--- Your task ---
Repeat the material exactly as it appears.

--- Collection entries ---

★ ★ ★

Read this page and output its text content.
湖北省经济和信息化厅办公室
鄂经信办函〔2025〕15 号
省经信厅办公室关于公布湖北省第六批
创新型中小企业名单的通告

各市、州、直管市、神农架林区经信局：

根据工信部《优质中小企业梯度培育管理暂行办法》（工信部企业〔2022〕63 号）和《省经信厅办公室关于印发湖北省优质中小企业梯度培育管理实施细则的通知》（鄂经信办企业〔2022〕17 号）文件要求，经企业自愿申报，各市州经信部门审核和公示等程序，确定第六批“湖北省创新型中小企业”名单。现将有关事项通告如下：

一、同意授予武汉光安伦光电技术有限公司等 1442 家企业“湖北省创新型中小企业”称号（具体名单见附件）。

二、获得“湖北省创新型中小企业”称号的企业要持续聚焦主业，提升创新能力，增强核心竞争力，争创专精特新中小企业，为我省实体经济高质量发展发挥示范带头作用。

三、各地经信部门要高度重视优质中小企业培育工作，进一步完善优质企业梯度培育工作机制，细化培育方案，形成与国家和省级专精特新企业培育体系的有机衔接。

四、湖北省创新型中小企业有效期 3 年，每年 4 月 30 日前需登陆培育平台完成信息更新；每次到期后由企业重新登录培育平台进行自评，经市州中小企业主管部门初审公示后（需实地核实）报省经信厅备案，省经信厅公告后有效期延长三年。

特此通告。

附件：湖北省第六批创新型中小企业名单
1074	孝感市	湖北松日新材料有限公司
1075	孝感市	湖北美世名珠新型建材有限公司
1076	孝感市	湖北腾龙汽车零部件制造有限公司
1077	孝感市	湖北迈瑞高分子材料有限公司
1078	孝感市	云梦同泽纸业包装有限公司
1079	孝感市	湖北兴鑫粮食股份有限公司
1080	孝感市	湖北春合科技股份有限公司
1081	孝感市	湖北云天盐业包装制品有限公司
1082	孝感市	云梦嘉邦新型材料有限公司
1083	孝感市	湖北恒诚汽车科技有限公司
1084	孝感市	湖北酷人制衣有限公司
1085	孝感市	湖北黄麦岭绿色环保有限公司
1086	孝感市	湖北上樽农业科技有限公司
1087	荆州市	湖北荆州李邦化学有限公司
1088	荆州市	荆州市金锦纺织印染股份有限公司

★ ★ ★

--- Written solution ---
Read this page and output its text content.
湖北省经济和信息化厅办公室
鄂经信办函〔2025〕15 号
省经信厅办公室关于公布湖北省第六批
创新型中小企业名单的通告

各市、州、直管市、神农架林区经信局：

根据工信部《优质中小企业梯度培育管理暂行办法》（工信部企业〔2022〕63 号）和《省经信厅办公室关于印发湖北省优质中小企业梯度培育管理实施细则的通知》（鄂经信办企业〔2022〕17 号）文件要求，经企业自愿申报，各市州经信部门审核和公示等程序，确定第六批“湖北省创新型中小企业”名单。现将有关事项通告如下：

一、同意授予武汉光安伦光电技术有限公司等 1442 家企业“湖北省创新型中小企业”称号（具体名单见附件）。

二、获得“湖北省创新型中小企业”称号的企业要持续聚焦主业，提升创新能力，增强核心竞争力，争创专精特新中小企业，为我省实体经济高质量发展发挥示范带头作用。

三、各地经信部门要高度重视优质中小企业培育工作，进一步完善优质企业梯度培育工作机制，细化培育方案，形成与国家和省级专精特新企业培育体系的有机衔接。

四、湖北省创新型中小企业有效期 3 年，每年 4 月 30 日前需登陆培育平台完成信息更新；每次到期后由企业重新登录培育平台进行自评，经市州中小企业主管部门初审公示后（需实地核实）报省经信厅备案，省经信厅公告后有效期延长三年。

特此通告。

附件：湖北省第六批创新型中小企业名单
1074	孝感市	湖北松日新材料有限公司
1075	孝感市	湖北美世名珠新型建材有限公司
1076	孝感市	湖北腾龙汽车零部件制造有限公司
1077	孝感市	湖北迈瑞高分子材料有限公司
1078	孝感市	云梦同泽纸业包装有限公司
1079	孝感市	湖北兴鑫粮食股份有限公司
1080	孝感市	湖北春合科技股份有限公司
1081	孝感市	湖北云天盐业包装制品有限公司
1082	孝感市	云梦嘉邦新型材料有限公司
1083	孝感市	湖北恒诚汽车科技有限公司
1084	孝感市	湖北酷人制衣有限公司
1085	孝感市	湖北黄麦岭绿色环保有限公司
1086	孝感市	湖北上樽农业科技有限公司
1087	荆州市	湖北荆州李邦化学有限公司
1088	荆州市	荆州市金锦纺织印染股份有限公司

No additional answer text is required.